## Data to use
********************

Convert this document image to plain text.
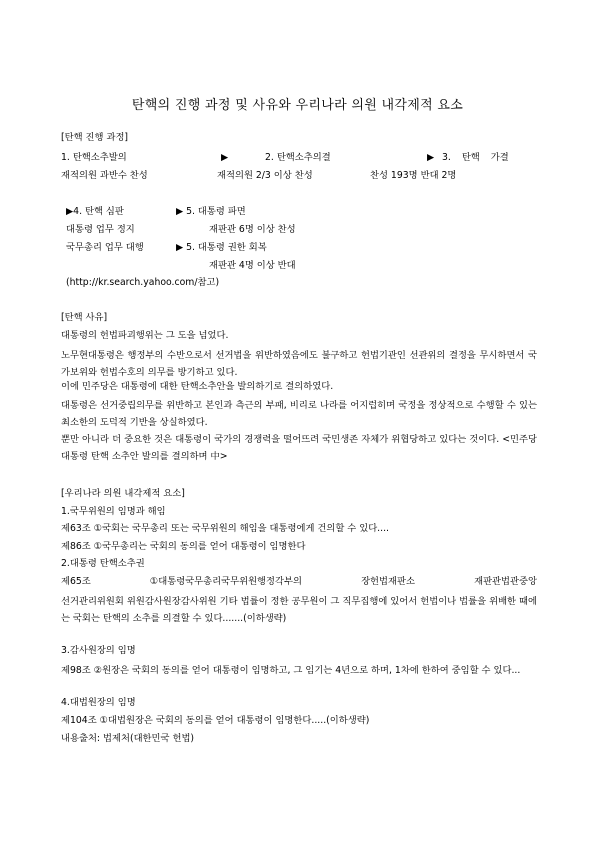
탄핵의 진행 과정 및 사유와 우리나라 의원 내각제적 요소
[탄핵 진행 과정]
1. 탄핵소추발의	▶	2. 탄핵소추의결	▶ 3. 탄핵 가결
재적의원 과반수 찬성	재적의원 2/3 이상 찬성	찬성 193명 반대 2명
▶4. 탄핵 심판	▶ 5. 대통령 파면
대통령 업무 정지	재판관 6명 이상 찬성
국무총리 업무 대행	▶ 5. 대통령 권한 회복
재판관 4명 이상 반대
(http://kr.search.yahoo.com/참고)
[탄핵 사유]
대통령의 헌법파괴행위는 그 도을 넘었다.
노무현대통령은 행정부의 수반으로서 선거법을 위반하였음에도 불구하고 헌법기관인 선관위의 결정을 무시하면서 국가보위와 헌법수호의 의무를 방기하고 있다.
이에 민주당은 대통령에 대한 탄핵소추안을 발의하기로 결의하였다.
대통령은 선거중립의무를 위반하고 본인과 측근의 부패, 비리로 나라를 어지럽히며 국정을 정상적으로 수행할 수 있는 최소한의 도덕적 기반을 상실하였다.
뿐만 아니라 더 중요한 것은 대통령이 국가의 경쟁력을 떨어뜨려 국민생존 자체가 위협당하고 있다는 것이다. <민주당 대통령 탄핵 소추안 발의를 결의하며 中>
[우리나라 의원 내각제적 요소]
1.국무위원의 임명과 해임
제63조 ①국회는 국무총리 또는 국무위원의 해임을 대통령에게 건의할 수 있다....
제86조 ①국무총리는 국회의 동의를 얻어 대통령이 임명한다
2.대통령 탄핵소추권
제65조	①대통령국무총리국무위원행정각부의	장헌법재판소	재판관법관중앙
선거관리위원회 위원감사원장감사위원 기타 법률이 정한 공무원이 그 직무집행에 있어서 헌법이나 법률을 위배한 때에는 국회는 탄핵의 소추를 의결할 수 있다.......(이하생략)
3.감사원장의 임명
제98조 ②원장은 국회의 동의를 얻어 대통령이 임명하고, 그 임기는 4년으로 하며, 1차에 한하여 중임할 수 있다...
4.대법원장의 임명
제104조 ①대법원장은 국회의 동의를 얻어 대통령이 임명한다.....(이하생략)
내용출처: 법제처(대한민국 헌법)
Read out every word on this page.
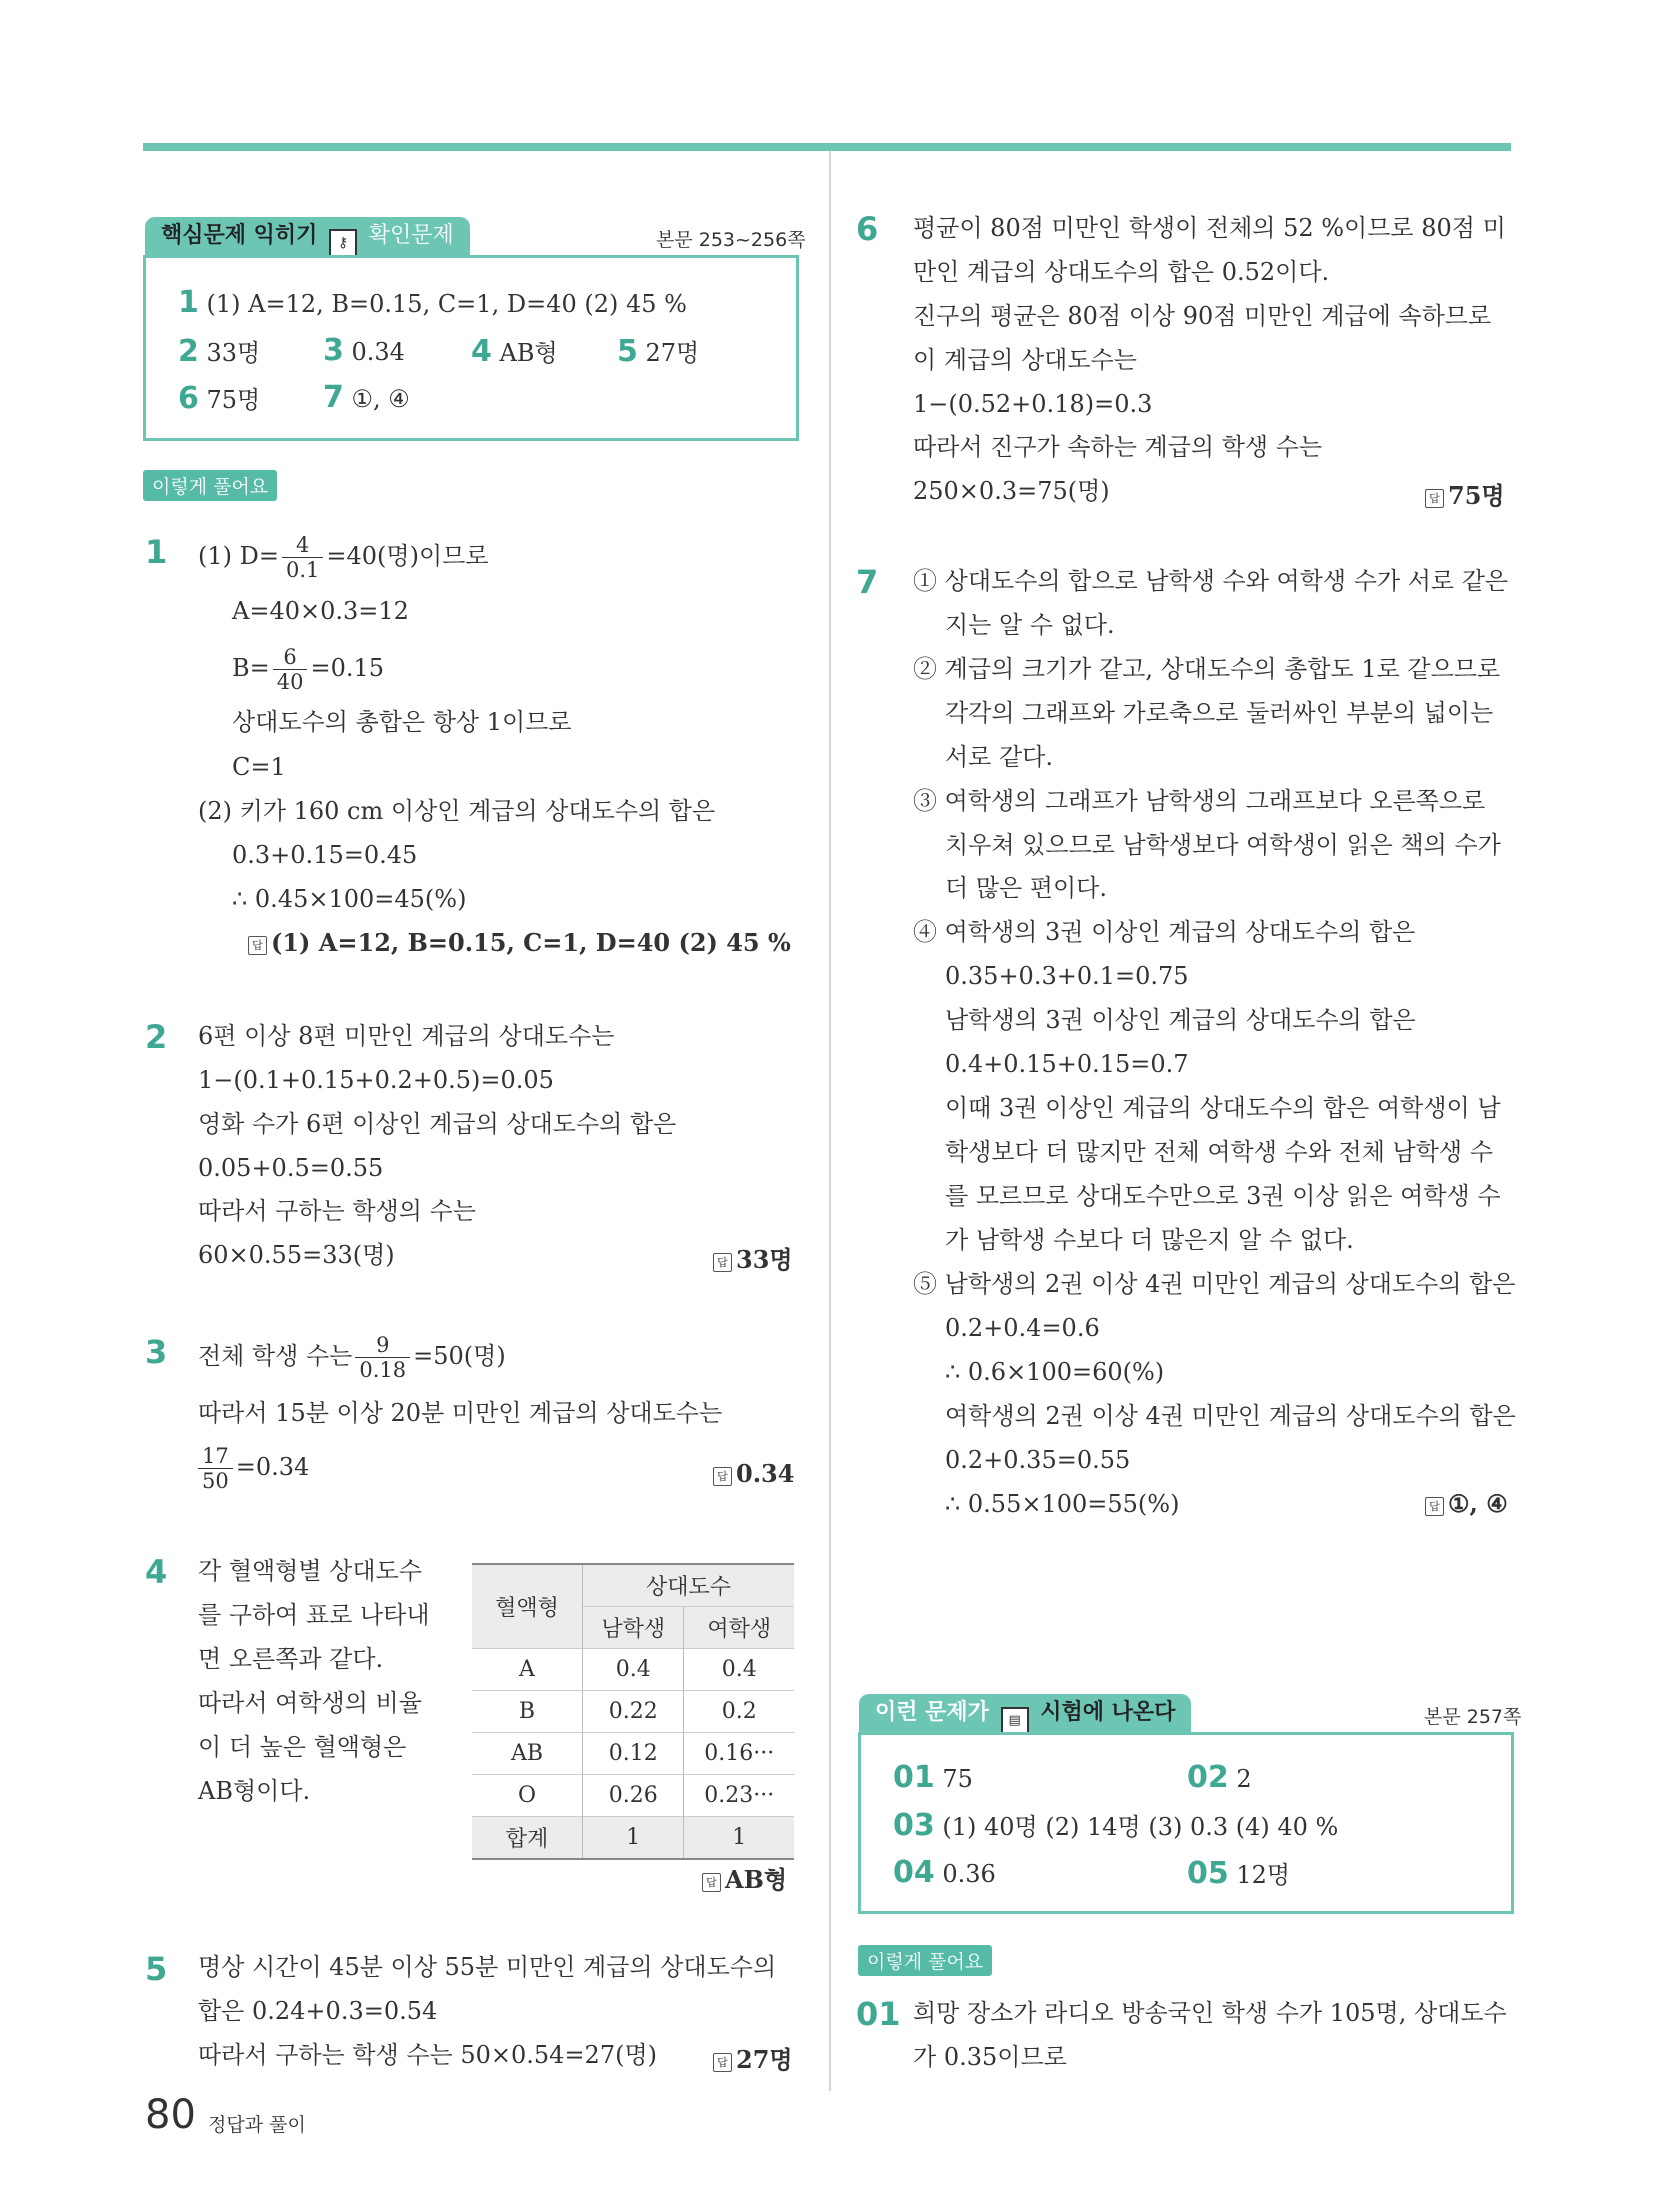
핵심문제 익히기 ⚷ 확인문제	본문 253~256쪽
1 (1) A=12, B=0.15, C=1, D=40 (2) 45 %
2 33명 3 0.34 4 AB형 5 27명
6 75명 7 ①, ④
이렇게 풀어요
1 (1) $D= \frac{4}{0.1} =40$(명)이므로
A=40×0.3=12
$B= \frac{6}{40} =0.15$
상대도수의 총합은 항상 1이므로
C=1
(2) 키가 160 cm 이상인 계급의 상대도수의 합은
0.3+0.15=0.45
∴ 0.45×100=45(%)
답 (1) A=12, B=0.15, C=1, D=40 (2) 45 %
2 6편 이상 8편 미만인 계급의 상대도수는
1−(0.1+0.15+0.2+0.5)=0.05
영화 수가 6편 이상인 계급의 상대도수의 합은
0.05+0.5=0.55
따라서 구하는 학생의 수는
60×0.55=33(명)	답 33명
3 전체 학생 수는 $\frac{9}{0.18} =50$(명)
따라서 15분 이상 20분 미만인 계급의 상대도수는
$\frac{17}{50} =0.34$	답 0.34
4 각 혈액형별 상대도수
를 구하여 표로 나타내
면 오른쪽과 같다.
따라서 여학생의 비율
이 더 높은 혈액형은
AB형이다.
혈액형	상대도수	
	남학생	여학생
A	0.4	0.4
B	0.22	0.2
AB	0.12	0.16···
O	0.26	0.23···
합계	1	1
답 AB형
5 명상 시간이 45분 이상 55분 미만인 계급의 상대도수의
합은 0.24+0.3=0.54
따라서 구하는 학생 수는 50×0.54=27(명)	답 27명
80 정답과 풀이
6 평균이 80점 미만인 학생이 전체의 52 %이므로 80점 미
만인 계급의 상대도수의 합은 0.52이다.
진구의 평균은 80점 이상 90점 미만인 계급에 속하므로
이 계급의 상대도수는
1−(0.52+0.18)=0.3
따라서 진구가 속하는 계급의 학생 수는
250×0.3=75(명)	답 75명
7 ① 상대도수의 합으로 남학생 수와 여학생 수가 서로 같은
지는 알 수 없다.
② 계급의 크기가 같고, 상대도수의 총합도 1로 같으므로
각각의 그래프와 가로축으로 둘러싸인 부분의 넓이는
서로 같다.
③ 여학생의 그래프가 남학생의 그래프보다 오른쪽으로
치우쳐 있으므로 남학생보다 여학생이 읽은 책의 수가
더 많은 편이다.
④ 여학생의 3권 이상인 계급의 상대도수의 합은
0.35+0.3+0.1=0.75
남학생의 3권 이상인 계급의 상대도수의 합은
0.4+0.15+0.15=0.7
이때 3권 이상인 계급의 상대도수의 합은 여학생이 남
학생보다 더 많지만 전체 여학생 수와 전체 남학생 수
를 모르므로 상대도수만으로 3권 이상 읽은 여학생 수
가 남학생 수보다 더 많은지 알 수 없다.
⑤ 남학생의 2권 이상 4권 미만인 계급의 상대도수의 합은
0.2+0.4=0.6
∴ 0.6×100=60(%)
여학생의 2권 이상 4권 미만인 계급의 상대도수의 합은
0.2+0.35=0.55
∴ 0.55×100=55(%)	답 ①, ④
이런 문제가 ▤ 시험에 나온다	본문 257쪽
01 75	02 2
03 (1) 40명 (2) 14명 (3) 0.3 (4) 40 %
04 0.36	05 12명
이렇게 풀어요
01 희망 장소가 라디오 방송국인 학생 수가 105명, 상대도수
가 0.35이므로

********************

## What is expected
Without the pictures, write out the whole listing above exactly as it appears.

## Response for this exercise
Convert this document image to plain text.
탄핵의 진행 과정 및 사유와 우리나라 의원 내각제적 요소
[탄핵 진행 과정]
1. 탄핵소추발의	▶	2. 탄핵소추의결	▶ 3. 탄핵 가결
재적의원 과반수 찬성	재적의원 2/3 이상 찬성	찬성 193명 반대 2명
▶4. 탄핵 심판	▶ 5. 대통령 파면
대통령 업무 정지	재판관 6명 이상 찬성
국무총리 업무 대행	▶ 5. 대통령 권한 회복
재판관 4명 이상 반대
(http://kr.search.yahoo.com/참고)
[탄핵 사유]
대통령의 헌법파괴행위는 그 도을 넘었다.
노무현대통령은 행정부의 수반으로서 선거법을 위반하였음에도 불구하고 헌법기관인 선관위의 결정을 무시하면서 국가보위와 헌법수호의 의무를 방기하고 있다.
이에 민주당은 대통령에 대한 탄핵소추안을 발의하기로 결의하였다.
대통령은 선거중립의무를 위반하고 본인과 측근의 부패, 비리로 나라를 어지럽히며 국정을 정상적으로 수행할 수 있는 최소한의 도덕적 기반을 상실하였다.
뿐만 아니라 더 중요한 것은 대통령이 국가의 경쟁력을 떨어뜨려 국민생존 자체가 위협당하고 있다는 것이다. <민주당 대통령 탄핵 소추안 발의를 결의하며 中>
[우리나라 의원 내각제적 요소]
1.국무위원의 임명과 해임
제63조 ①국회는 국무총리 또는 국무위원의 해임을 대통령에게 건의할 수 있다....
제86조 ①국무총리는 국회의 동의를 얻어 대통령이 임명한다
2.대통령 탄핵소추권
제65조	①대통령국무총리국무위원행정각부의	장헌법재판소	재판관법관중앙
선거관리위원회 위원감사원장감사위원 기타 법률이 정한 공무원이 그 직무집행에 있어서 헌법이나 법률을 위배한 때에는 국회는 탄핵의 소추를 의결할 수 있다.......(이하생략)
3.감사원장의 임명
제98조 ②원장은 국회의 동의를 얻어 대통령이 임명하고, 그 임기는 4년으로 하며, 1차에 한하여 중임할 수 있다...
4.대법원장의 임명
제104조 ①대법원장은 국회의 동의를 얻어 대통령이 임명한다.....(이하생략)
내용출처: 법제처(대한민국 헌법)
Read out every word on this page.
핵심문제 익히기 ⚷ 확인문제	본문 253~256쪽
1 (1) A=12, B=0.15, C=1, D=40 (2) 45 %
2 33명 3 0.34 4 AB형 5 27명
6 75명 7 ①, ④
이렇게 풀어요
1 (1) $D= \frac{4}{0.1} =40$(명)이므로
A=40×0.3=12
$B= \frac{6}{40} =0.15$
상대도수의 총합은 항상 1이므로
C=1
(2) 키가 160 cm 이상인 계급의 상대도수의 합은
0.3+0.15=0.45
∴ 0.45×100=45(%)
답 (1) A=12, B=0.15, C=1, D=40 (2) 45 %
2 6편 이상 8편 미만인 계급의 상대도수는
1−(0.1+0.15+0.2+0.5)=0.05
영화 수가 6편 이상인 계급의 상대도수의 합은
0.05+0.5=0.55
따라서 구하는 학생의 수는
60×0.55=33(명)	답 33명
3 전체 학생 수는 $\frac{9}{0.18} =50$(명)
따라서 15분 이상 20분 미만인 계급의 상대도수는
$\frac{17}{50} =0.34$	답 0.34
4 각 혈액형별 상대도수
를 구하여 표로 나타내
면 오른쪽과 같다.
따라서 여학생의 비율
이 더 높은 혈액형은
AB형이다.
혈액형	상대도수	
	남학생	여학생
A	0.4	0.4
B	0.22	0.2
AB	0.12	0.16···
O	0.26	0.23···
합계	1	1
답 AB형
5 명상 시간이 45분 이상 55분 미만인 계급의 상대도수의
합은 0.24+0.3=0.54
따라서 구하는 학생 수는 50×0.54=27(명)	답 27명
80 정답과 풀이
6 평균이 80점 미만인 학생이 전체의 52 %이므로 80점 미
만인 계급의 상대도수의 합은 0.52이다.
진구의 평균은 80점 이상 90점 미만인 계급에 속하므로
이 계급의 상대도수는
1−(0.52+0.18)=0.3
따라서 진구가 속하는 계급의 학생 수는
250×0.3=75(명)	답 75명
7 ① 상대도수의 합으로 남학생 수와 여학생 수가 서로 같은
지는 알 수 없다.
② 계급의 크기가 같고, 상대도수의 총합도 1로 같으므로
각각의 그래프와 가로축으로 둘러싸인 부분의 넓이는
서로 같다.
③ 여학생의 그래프가 남학생의 그래프보다 오른쪽으로
치우쳐 있으므로 남학생보다 여학생이 읽은 책의 수가
더 많은 편이다.
④ 여학생의 3권 이상인 계급의 상대도수의 합은
0.35+0.3+0.1=0.75
남학생의 3권 이상인 계급의 상대도수의 합은
0.4+0.15+0.15=0.7
이때 3권 이상인 계급의 상대도수의 합은 여학생이 남
학생보다 더 많지만 전체 여학생 수와 전체 남학생 수
를 모르므로 상대도수만으로 3권 이상 읽은 여학생 수
가 남학생 수보다 더 많은지 알 수 없다.
⑤ 남학생의 2권 이상 4권 미만인 계급의 상대도수의 합은
0.2+0.4=0.6
∴ 0.6×100=60(%)
여학생의 2권 이상 4권 미만인 계급의 상대도수의 합은
0.2+0.35=0.55
∴ 0.55×100=55(%)	답 ①, ④
이런 문제가 ▤ 시험에 나온다	본문 257쪽
01 75	02 2
03 (1) 40명 (2) 14명 (3) 0.3 (4) 40 %
04 0.36	05 12명
이렇게 풀어요
01 희망 장소가 라디오 방송국인 학생 수가 105명, 상대도수
가 0.35이므로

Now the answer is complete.